### Aim of the task:
Scan the entries below for the word "historical". Copy each line that has it.

(Records from a data collection)
-- BEGIN --

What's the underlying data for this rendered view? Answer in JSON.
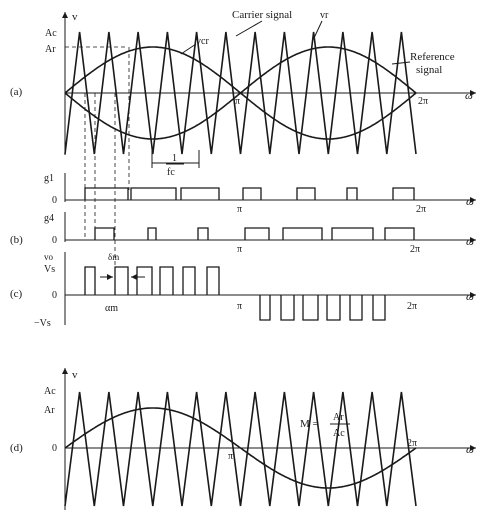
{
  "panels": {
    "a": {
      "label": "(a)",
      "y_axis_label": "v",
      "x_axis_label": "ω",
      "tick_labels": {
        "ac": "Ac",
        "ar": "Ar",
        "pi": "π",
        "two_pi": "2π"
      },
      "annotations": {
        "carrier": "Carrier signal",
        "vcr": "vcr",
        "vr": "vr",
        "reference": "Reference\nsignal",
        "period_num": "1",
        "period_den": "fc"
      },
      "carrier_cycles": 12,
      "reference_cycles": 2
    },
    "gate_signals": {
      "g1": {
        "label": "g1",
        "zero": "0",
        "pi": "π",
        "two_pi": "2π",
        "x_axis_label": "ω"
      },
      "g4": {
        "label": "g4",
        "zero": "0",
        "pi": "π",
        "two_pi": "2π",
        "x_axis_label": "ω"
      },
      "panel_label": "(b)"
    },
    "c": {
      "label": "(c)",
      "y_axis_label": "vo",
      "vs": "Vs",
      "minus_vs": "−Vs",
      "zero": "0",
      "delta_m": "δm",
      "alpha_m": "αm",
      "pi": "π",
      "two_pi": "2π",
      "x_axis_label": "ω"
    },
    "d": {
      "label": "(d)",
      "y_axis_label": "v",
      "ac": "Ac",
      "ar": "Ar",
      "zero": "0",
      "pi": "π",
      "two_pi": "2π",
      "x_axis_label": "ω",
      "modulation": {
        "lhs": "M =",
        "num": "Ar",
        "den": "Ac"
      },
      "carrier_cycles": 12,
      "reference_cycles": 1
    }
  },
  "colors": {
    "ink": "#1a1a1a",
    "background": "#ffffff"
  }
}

-- END --
-- BEGIN --

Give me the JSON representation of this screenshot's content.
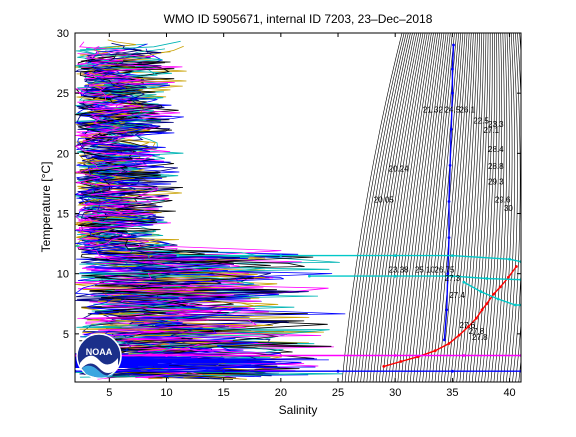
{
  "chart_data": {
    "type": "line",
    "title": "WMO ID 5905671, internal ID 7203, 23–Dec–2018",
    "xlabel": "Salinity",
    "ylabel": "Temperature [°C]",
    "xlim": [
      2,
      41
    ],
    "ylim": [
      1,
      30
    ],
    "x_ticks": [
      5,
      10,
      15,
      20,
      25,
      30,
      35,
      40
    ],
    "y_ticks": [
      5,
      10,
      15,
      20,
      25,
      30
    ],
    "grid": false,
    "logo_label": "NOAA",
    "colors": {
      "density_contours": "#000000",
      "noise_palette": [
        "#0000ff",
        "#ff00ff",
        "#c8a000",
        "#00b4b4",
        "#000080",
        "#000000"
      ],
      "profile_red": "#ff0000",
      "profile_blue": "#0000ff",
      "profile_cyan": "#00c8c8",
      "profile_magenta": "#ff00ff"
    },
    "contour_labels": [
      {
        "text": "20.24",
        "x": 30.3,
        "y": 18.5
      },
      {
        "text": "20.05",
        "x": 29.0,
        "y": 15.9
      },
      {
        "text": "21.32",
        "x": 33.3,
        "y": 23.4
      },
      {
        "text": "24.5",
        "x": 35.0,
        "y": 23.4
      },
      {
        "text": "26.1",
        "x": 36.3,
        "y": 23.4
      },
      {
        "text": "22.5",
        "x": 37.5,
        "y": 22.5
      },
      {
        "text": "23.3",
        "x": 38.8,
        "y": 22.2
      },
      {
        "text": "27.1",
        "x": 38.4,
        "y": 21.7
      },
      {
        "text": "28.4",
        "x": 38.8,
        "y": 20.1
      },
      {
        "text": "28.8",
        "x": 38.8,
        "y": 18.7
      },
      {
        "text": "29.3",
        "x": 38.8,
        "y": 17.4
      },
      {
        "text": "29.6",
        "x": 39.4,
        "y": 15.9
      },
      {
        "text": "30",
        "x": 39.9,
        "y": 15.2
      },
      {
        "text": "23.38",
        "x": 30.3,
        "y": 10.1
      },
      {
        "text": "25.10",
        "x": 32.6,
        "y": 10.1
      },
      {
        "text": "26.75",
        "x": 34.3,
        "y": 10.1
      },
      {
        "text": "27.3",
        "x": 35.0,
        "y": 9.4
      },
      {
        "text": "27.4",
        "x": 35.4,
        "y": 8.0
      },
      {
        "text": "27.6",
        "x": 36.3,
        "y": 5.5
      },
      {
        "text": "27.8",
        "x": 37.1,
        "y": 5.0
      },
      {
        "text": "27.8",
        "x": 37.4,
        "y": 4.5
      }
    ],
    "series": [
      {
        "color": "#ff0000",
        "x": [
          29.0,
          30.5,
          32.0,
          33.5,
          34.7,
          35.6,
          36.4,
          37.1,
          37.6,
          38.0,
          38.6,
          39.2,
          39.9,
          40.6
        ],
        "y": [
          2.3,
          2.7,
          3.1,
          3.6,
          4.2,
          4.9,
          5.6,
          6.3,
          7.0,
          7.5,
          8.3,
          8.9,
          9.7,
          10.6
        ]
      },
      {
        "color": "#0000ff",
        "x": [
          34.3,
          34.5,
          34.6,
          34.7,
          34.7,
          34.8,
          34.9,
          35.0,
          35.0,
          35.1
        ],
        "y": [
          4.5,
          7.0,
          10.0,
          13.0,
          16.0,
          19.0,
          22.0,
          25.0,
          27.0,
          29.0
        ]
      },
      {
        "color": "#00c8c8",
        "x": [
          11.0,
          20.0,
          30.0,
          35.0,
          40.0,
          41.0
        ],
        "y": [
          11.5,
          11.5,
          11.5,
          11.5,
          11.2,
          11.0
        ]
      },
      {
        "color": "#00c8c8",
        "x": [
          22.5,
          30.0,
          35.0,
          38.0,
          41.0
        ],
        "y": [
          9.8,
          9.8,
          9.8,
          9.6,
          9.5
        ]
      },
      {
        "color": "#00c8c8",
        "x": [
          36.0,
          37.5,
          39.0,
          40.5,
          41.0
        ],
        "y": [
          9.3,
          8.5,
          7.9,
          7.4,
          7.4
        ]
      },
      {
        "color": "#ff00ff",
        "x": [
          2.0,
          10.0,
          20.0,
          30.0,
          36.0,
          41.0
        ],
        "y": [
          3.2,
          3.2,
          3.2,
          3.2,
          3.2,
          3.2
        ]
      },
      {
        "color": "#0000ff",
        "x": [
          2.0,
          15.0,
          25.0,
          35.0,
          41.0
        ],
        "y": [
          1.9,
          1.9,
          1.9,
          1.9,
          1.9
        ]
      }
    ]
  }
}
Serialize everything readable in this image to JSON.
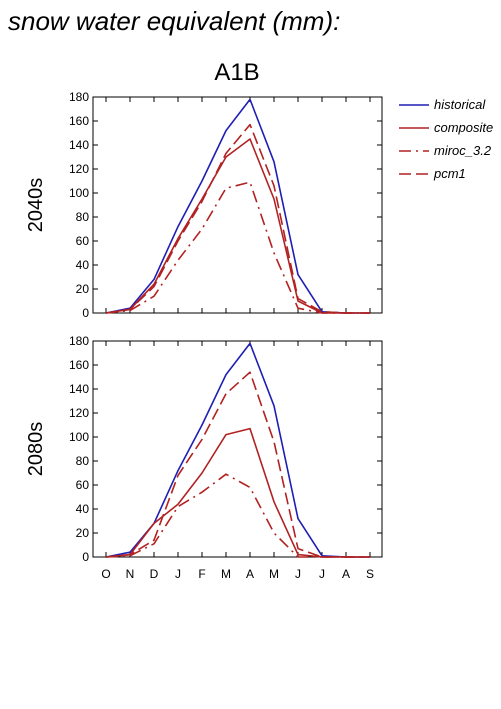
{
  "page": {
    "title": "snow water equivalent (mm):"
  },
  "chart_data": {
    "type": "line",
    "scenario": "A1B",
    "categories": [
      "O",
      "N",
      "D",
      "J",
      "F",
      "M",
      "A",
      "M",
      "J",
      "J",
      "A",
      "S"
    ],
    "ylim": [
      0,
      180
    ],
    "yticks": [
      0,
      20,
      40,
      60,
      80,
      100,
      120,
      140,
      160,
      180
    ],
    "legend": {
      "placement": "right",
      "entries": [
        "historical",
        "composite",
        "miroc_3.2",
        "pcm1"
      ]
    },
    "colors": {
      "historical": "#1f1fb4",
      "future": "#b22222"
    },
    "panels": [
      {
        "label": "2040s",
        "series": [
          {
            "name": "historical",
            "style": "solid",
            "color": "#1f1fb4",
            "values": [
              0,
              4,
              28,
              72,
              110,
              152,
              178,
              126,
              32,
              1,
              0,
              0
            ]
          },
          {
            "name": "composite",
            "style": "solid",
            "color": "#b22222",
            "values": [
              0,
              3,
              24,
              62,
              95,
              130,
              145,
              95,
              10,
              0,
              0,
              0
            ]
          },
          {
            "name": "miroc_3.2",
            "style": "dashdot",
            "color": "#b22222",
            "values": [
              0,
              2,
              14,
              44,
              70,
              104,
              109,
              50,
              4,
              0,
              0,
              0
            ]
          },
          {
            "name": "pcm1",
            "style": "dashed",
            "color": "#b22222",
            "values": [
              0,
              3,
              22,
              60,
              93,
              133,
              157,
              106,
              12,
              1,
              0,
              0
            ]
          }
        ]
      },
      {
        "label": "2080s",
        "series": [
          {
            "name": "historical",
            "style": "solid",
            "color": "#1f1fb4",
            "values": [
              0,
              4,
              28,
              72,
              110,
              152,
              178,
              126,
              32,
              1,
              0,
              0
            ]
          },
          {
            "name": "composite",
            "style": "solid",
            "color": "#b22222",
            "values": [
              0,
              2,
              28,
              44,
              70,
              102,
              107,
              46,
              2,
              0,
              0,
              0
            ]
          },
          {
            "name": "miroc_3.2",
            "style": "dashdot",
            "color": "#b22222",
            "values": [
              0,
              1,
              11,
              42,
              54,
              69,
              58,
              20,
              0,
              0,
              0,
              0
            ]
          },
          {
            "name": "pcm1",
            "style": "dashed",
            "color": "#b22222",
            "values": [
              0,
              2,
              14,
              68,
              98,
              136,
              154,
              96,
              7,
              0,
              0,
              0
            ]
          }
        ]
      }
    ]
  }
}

-- END --
-- BEGIN --

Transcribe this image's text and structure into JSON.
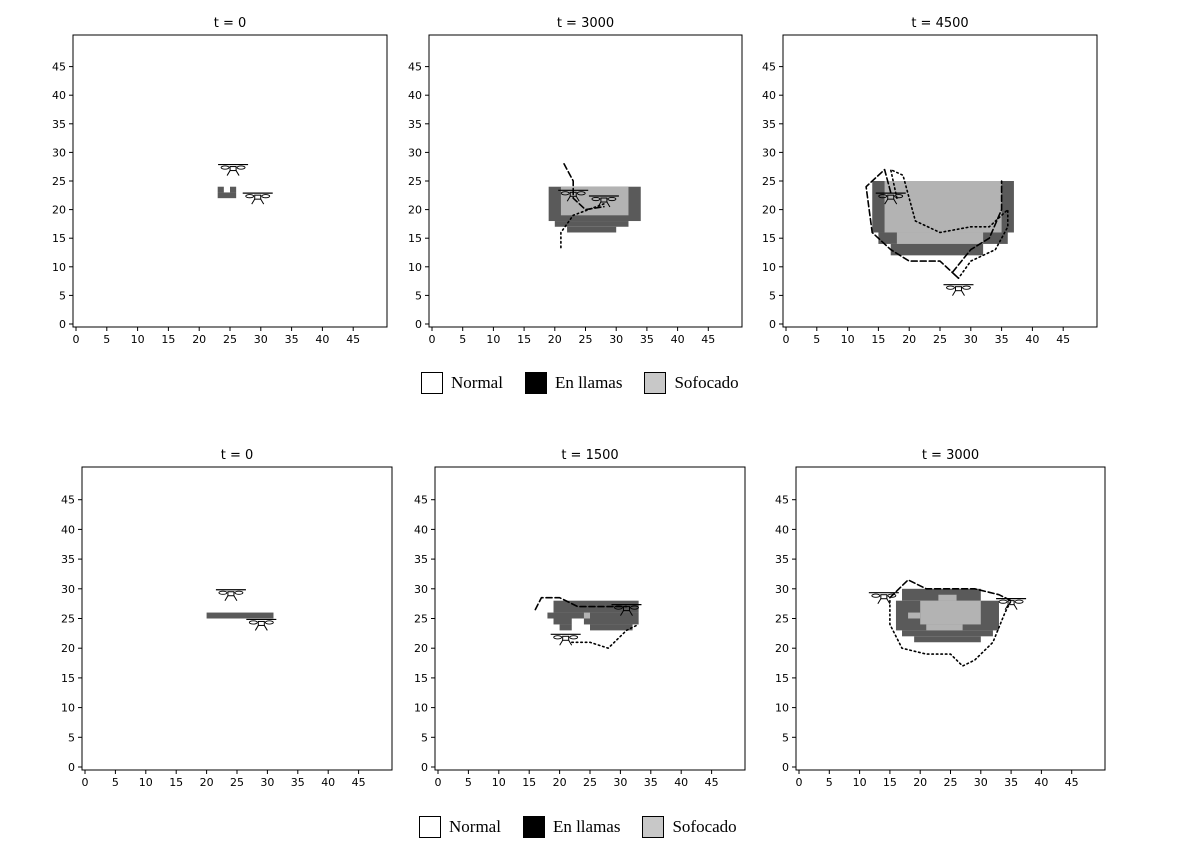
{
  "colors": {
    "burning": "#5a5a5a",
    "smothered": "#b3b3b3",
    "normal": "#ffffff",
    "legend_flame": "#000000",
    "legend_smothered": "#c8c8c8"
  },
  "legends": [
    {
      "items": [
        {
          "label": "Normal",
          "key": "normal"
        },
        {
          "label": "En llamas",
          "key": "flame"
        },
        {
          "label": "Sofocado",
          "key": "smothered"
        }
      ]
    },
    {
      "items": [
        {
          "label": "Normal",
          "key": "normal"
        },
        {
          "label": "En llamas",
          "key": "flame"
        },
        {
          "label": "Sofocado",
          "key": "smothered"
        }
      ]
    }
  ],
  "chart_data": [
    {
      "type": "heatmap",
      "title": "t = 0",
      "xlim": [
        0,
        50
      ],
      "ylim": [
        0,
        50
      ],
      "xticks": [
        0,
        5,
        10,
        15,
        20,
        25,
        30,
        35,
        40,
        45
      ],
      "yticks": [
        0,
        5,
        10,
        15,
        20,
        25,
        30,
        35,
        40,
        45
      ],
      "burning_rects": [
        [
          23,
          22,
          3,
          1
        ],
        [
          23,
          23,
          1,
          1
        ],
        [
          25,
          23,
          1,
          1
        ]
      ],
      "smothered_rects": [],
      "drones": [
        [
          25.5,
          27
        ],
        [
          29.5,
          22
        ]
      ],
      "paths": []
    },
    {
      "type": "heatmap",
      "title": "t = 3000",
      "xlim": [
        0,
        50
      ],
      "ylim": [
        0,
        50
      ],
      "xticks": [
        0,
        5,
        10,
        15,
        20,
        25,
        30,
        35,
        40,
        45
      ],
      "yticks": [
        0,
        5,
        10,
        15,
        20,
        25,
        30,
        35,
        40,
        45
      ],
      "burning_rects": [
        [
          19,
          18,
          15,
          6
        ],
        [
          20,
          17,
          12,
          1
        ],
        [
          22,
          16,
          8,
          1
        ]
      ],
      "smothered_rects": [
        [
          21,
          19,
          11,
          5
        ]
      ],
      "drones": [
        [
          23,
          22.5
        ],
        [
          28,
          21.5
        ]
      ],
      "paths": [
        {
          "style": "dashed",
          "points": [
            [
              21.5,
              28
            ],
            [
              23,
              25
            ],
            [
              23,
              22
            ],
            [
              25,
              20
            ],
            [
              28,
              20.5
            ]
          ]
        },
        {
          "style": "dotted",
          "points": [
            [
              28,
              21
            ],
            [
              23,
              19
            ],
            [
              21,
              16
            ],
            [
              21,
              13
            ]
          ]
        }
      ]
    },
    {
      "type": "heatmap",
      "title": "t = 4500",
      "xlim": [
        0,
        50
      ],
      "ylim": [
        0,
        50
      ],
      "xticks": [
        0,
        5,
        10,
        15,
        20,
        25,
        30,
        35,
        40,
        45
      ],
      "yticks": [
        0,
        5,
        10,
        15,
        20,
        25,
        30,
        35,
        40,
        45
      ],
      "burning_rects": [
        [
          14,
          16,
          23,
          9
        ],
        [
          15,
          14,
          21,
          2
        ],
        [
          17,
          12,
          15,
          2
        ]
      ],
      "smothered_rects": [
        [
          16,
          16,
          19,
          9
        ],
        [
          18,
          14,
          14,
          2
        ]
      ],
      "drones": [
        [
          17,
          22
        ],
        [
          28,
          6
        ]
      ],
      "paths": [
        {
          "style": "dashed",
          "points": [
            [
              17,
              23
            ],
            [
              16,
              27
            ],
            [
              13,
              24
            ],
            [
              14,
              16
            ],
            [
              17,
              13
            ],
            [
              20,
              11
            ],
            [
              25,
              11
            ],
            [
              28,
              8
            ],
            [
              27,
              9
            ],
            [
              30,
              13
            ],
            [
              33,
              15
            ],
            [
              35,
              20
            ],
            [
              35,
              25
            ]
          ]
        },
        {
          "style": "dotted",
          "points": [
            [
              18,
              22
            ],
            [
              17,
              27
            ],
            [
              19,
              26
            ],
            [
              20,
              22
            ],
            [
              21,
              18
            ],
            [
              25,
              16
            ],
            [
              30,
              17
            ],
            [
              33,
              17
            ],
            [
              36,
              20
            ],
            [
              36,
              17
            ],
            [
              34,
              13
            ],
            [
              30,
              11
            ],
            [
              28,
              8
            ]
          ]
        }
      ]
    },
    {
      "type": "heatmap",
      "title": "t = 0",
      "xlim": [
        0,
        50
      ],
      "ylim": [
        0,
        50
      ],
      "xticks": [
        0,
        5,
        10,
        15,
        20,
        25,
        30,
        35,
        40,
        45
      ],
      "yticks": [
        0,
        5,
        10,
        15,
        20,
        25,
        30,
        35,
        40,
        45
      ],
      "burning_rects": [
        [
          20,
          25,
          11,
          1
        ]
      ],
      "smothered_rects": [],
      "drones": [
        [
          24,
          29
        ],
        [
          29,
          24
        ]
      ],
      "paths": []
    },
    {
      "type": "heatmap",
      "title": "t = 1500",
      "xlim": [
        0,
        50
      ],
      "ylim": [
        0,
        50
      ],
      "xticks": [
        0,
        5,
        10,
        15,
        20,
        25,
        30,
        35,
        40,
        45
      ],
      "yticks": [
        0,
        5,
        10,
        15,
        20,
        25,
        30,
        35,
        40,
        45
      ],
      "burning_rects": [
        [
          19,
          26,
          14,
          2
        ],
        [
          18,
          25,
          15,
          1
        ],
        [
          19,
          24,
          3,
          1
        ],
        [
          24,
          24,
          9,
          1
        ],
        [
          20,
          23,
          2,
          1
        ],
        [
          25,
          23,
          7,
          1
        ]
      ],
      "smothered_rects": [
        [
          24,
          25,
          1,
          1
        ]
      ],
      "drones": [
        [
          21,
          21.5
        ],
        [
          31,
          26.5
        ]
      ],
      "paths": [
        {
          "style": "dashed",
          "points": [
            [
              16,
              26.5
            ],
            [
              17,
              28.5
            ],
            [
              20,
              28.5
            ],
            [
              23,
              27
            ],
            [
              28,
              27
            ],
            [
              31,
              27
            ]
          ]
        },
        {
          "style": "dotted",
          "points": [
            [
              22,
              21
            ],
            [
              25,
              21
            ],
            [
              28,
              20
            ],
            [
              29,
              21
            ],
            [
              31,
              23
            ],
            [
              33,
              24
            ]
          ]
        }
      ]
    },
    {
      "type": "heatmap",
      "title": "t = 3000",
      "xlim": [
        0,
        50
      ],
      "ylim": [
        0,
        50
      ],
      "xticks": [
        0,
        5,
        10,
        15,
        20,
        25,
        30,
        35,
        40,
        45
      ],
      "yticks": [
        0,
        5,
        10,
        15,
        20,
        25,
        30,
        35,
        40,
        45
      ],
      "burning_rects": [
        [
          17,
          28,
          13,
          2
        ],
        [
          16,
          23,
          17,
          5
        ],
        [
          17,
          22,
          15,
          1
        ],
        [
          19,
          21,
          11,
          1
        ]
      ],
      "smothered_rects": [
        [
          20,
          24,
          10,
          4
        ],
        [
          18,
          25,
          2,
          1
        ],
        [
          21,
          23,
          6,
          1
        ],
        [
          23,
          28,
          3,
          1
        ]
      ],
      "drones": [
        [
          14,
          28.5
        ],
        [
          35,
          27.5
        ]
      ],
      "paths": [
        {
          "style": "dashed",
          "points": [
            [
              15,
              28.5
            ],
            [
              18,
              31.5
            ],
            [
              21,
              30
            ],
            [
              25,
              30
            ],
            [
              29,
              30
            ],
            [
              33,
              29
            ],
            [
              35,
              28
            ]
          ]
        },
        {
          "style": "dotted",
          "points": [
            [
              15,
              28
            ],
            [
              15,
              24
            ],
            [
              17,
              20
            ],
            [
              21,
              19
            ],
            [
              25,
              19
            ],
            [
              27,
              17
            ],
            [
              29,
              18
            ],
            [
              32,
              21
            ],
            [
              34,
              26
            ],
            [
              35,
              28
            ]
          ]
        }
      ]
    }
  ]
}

-- END --

### Full answer:
        "historical",
      "historical": "#1f1fb4",
            "name": "historical",
            "name": "historical",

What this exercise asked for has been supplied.